## Task objective:
Return all entries precisely as they stand, without the images.

[Collected data entries]
++++

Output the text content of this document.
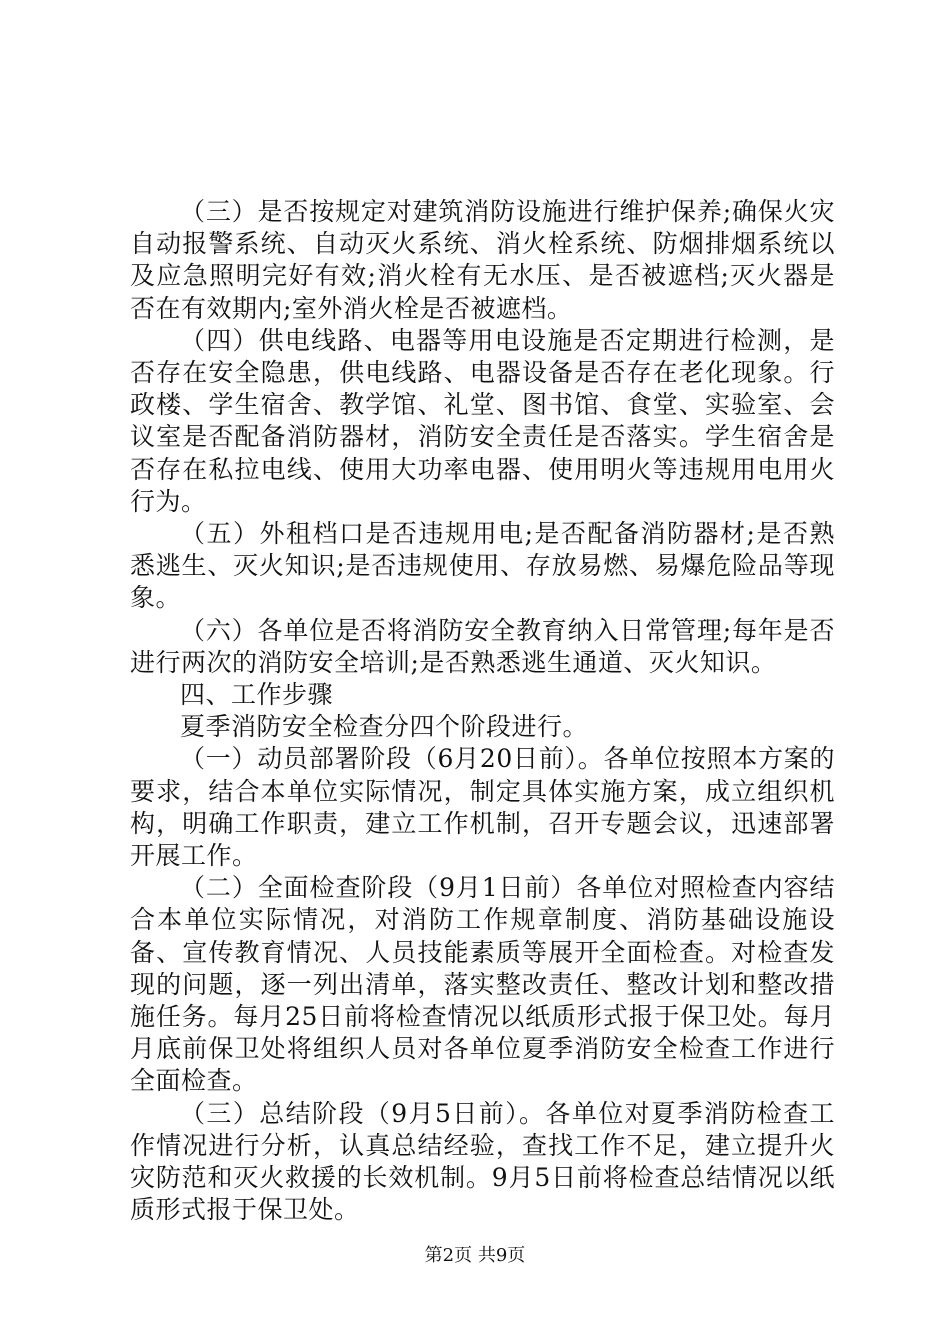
（三）是否按规定对建筑消防设施进行维护保养;确保火灾自动报警系统、自动灭火系统、消火栓系统、防烟排烟系统以及应急照明完好有效;消火栓有无水压、是否被遮档;灭火器是否在有效期内;室外消火栓是否被遮档。

（四）供电线路、电器等用电设施是否定期进行检测，是否存在安全隐患，供电线路、电器设备是否存在老化现象。行政楼、学生宿舍、教学馆、礼堂、图书馆、食堂、实验室、会议室是否配备消防器材，消防安全责任是否落实。学生宿舍是否存在私拉电线、使用大功率电器、使用明火等违规用电用火行为。

（五）外租档口是否违规用电;是否配备消防器材;是否熟悉逃生、灭火知识;是否违规使用、存放易燃、易爆危险品等现象。

（六）各单位是否将消防安全教育纳入日常管理;每年是否进行两次的消防安全培训;是否熟悉逃生通道、灭火知识。

四、工作步骤

夏季消防安全检查分四个阶段进行。

（一）动员部署阶段（6月20日前）。各单位按照本方案的要求，结合本单位实际情况，制定具体实施方案，成立组织机构，明确工作职责，建立工作机制，召开专题会议，迅速部署开展工作。

（二）全面检查阶段（9月1日前）各单位对照检查内容结合本单位实际情况，对消防工作规章制度、消防基础设施设备、宣传教育情况、人员技能素质等展开全面检查。对检查发现的问题，逐一列出清单，落实整改责任、整改计划和整改措施任务。每月25日前将检查情况以纸质形式报于保卫处。每月月底前保卫处将组织人员对各单位夏季消防安全检查工作进行全面检查。

（三）总结阶段（9月5日前）。各单位对夏季消防检查工作情况进行分析，认真总结经验，查找工作不足，建立提升火灾防范和灭火救援的长效机制。9月5日前将检查总结情况以纸质形式报于保卫处。

第2页 共9页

++++

## Solution:
Output the text content of this document.
（三）是否按规定对建筑消防设施进行维护保养;确保火灾自动报警系统、自动灭火系统、消火栓系统、防烟排烟系统以及应急照明完好有效;消火栓有无水压、是否被遮档;灭火器是否在有效期内;室外消火栓是否被遮档。

（四）供电线路、电器等用电设施是否定期进行检测，是否存在安全隐患，供电线路、电器设备是否存在老化现象。行政楼、学生宿舍、教学馆、礼堂、图书馆、食堂、实验室、会议室是否配备消防器材，消防安全责任是否落实。学生宿舍是否存在私拉电线、使用大功率电器、使用明火等违规用电用火行为。

（五）外租档口是否违规用电;是否配备消防器材;是否熟悉逃生、灭火知识;是否违规使用、存放易燃、易爆危险品等现象。

（六）各单位是否将消防安全教育纳入日常管理;每年是否进行两次的消防安全培训;是否熟悉逃生通道、灭火知识。

四、工作步骤

夏季消防安全检查分四个阶段进行。

（一）动员部署阶段（6月20日前）。各单位按照本方案的要求，结合本单位实际情况，制定具体实施方案，成立组织机构，明确工作职责，建立工作机制，召开专题会议，迅速部署开展工作。

（二）全面检查阶段（9月1日前）各单位对照检查内容结合本单位实际情况，对消防工作规章制度、消防基础设施设备、宣传教育情况、人员技能素质等展开全面检查。对检查发现的问题，逐一列出清单，落实整改责任、整改计划和整改措施任务。每月25日前将检查情况以纸质形式报于保卫处。每月月底前保卫处将组织人员对各单位夏季消防安全检查工作进行全面检查。

（三）总结阶段（9月5日前）。各单位对夏季消防检查工作情况进行分析，认真总结经验，查找工作不足，建立提升火灾防范和灭火救援的长效机制。9月5日前将检查总结情况以纸质形式报于保卫处。

第2页 共9页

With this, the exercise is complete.